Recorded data
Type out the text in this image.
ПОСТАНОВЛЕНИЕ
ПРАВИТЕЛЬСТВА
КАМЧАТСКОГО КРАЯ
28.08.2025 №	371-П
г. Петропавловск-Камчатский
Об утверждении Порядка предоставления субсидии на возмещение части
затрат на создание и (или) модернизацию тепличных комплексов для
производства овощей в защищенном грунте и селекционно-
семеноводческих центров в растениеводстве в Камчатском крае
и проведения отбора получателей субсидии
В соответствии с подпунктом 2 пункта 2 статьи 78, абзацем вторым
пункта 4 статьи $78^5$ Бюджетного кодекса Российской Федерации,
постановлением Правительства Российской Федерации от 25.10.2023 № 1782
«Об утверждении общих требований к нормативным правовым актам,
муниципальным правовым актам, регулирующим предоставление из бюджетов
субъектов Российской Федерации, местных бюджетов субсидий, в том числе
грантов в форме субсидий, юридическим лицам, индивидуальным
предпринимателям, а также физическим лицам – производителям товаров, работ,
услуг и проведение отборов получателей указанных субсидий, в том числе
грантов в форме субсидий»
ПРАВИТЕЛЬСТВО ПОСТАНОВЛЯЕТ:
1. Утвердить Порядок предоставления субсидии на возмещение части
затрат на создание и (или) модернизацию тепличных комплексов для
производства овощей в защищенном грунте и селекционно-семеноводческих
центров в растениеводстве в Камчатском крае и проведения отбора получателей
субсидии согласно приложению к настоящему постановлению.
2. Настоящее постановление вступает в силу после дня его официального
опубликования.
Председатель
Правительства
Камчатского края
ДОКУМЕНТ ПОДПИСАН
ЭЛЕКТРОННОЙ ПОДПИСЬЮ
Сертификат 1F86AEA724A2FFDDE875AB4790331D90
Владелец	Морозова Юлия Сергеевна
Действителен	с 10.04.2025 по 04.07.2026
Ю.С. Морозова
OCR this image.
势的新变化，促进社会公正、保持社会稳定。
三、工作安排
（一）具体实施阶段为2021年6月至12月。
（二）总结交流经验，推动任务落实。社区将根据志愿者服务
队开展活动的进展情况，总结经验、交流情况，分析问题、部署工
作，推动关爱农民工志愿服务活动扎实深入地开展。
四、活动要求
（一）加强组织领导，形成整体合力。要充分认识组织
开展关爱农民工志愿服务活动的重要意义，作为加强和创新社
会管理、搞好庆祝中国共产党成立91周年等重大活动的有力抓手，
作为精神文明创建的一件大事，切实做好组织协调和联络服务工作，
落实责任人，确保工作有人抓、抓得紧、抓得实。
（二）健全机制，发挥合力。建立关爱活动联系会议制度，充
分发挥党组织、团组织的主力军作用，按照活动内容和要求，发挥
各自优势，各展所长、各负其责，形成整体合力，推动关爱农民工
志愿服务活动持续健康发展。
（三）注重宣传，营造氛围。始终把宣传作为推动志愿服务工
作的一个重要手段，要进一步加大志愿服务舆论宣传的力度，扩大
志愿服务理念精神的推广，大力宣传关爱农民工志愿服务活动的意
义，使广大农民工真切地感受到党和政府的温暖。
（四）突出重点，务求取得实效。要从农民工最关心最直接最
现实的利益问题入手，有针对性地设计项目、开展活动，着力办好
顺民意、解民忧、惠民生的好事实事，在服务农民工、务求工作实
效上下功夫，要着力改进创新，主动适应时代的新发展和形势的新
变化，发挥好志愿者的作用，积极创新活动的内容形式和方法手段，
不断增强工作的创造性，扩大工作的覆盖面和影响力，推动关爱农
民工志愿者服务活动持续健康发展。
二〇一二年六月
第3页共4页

- Task brief: From the preceding material, extract every line exactly.

- Written reply:
Type out the text in this image.
ПОСТАНОВЛЕНИЕ
ПРАВИТЕЛЬСТВА
КАМЧАТСКОГО КРАЯ
28.08.2025 №	371-П
г. Петропавловск-Камчатский
Об утверждении Порядка предоставления субсидии на возмещение части
затрат на создание и (или) модернизацию тепличных комплексов для
производства овощей в защищенном грунте и селекционно-
семеноводческих центров в растениеводстве в Камчатском крае
и проведения отбора получателей субсидии
В соответствии с подпунктом 2 пункта 2 статьи 78, абзацем вторым
пункта 4 статьи $78^5$ Бюджетного кодекса Российской Федерации,
постановлением Правительства Российской Федерации от 25.10.2023 № 1782
«Об утверждении общих требований к нормативным правовым актам,
муниципальным правовым актам, регулирующим предоставление из бюджетов
субъектов Российской Федерации, местных бюджетов субсидий, в том числе
грантов в форме субсидий, юридическим лицам, индивидуальным
предпринимателям, а также физическим лицам – производителям товаров, работ,
услуг и проведение отборов получателей указанных субсидий, в том числе
грантов в форме субсидий»
ПРАВИТЕЛЬСТВО ПОСТАНОВЛЯЕТ:
1. Утвердить Порядок предоставления субсидии на возмещение части
затрат на создание и (или) модернизацию тепличных комплексов для
производства овощей в защищенном грунте и селекционно-семеноводческих
центров в растениеводстве в Камчатском крае и проведения отбора получателей
субсидии согласно приложению к настоящему постановлению.
2. Настоящее постановление вступает в силу после дня его официального
опубликования.
Председатель
Правительства
Камчатского края
ДОКУМЕНТ ПОДПИСАН
ЭЛЕКТРОННОЙ ПОДПИСЬЮ
Сертификат 1F86AEA724A2FFDDE875AB4790331D90
Владелец	Морозова Юлия Сергеевна
Действителен	с 10.04.2025 по 04.07.2026
Ю.С. Морозова
OCR this image.
势的新变化，促进社会公正、保持社会稳定。
三、工作安排
（一）具体实施阶段为2021年6月至12月。
（二）总结交流经验，推动任务落实。社区将根据志愿者服务
队开展活动的进展情况，总结经验、交流情况，分析问题、部署工
作，推动关爱农民工志愿服务活动扎实深入地开展。
四、活动要求
（一）加强组织领导，形成整体合力。要充分认识组织
开展关爱农民工志愿服务活动的重要意义，作为加强和创新社
会管理、搞好庆祝中国共产党成立91周年等重大活动的有力抓手，
作为精神文明创建的一件大事，切实做好组织协调和联络服务工作，
落实责任人，确保工作有人抓、抓得紧、抓得实。
（二）健全机制，发挥合力。建立关爱活动联系会议制度，充
分发挥党组织、团组织的主力军作用，按照活动内容和要求，发挥
各自优势，各展所长、各负其责，形成整体合力，推动关爱农民工
志愿服务活动持续健康发展。
（三）注重宣传，营造氛围。始终把宣传作为推动志愿服务工
作的一个重要手段，要进一步加大志愿服务舆论宣传的力度，扩大
志愿服务理念精神的推广，大力宣传关爱农民工志愿服务活动的意
义，使广大农民工真切地感受到党和政府的温暖。
（四）突出重点，务求取得实效。要从农民工最关心最直接最
现实的利益问题入手，有针对性地设计项目、开展活动，着力办好
顺民意、解民忧、惠民生的好事实事，在服务农民工、务求工作实
效上下功夫，要着力改进创新，主动适应时代的新发展和形势的新
变化，发挥好志愿者的作用，积极创新活动的内容形式和方法手段，
不断增强工作的创造性，扩大工作的覆盖面和影响力，推动关爱农
民工志愿者服务活动持续健康发展。
二〇一二年六月
第3页共4页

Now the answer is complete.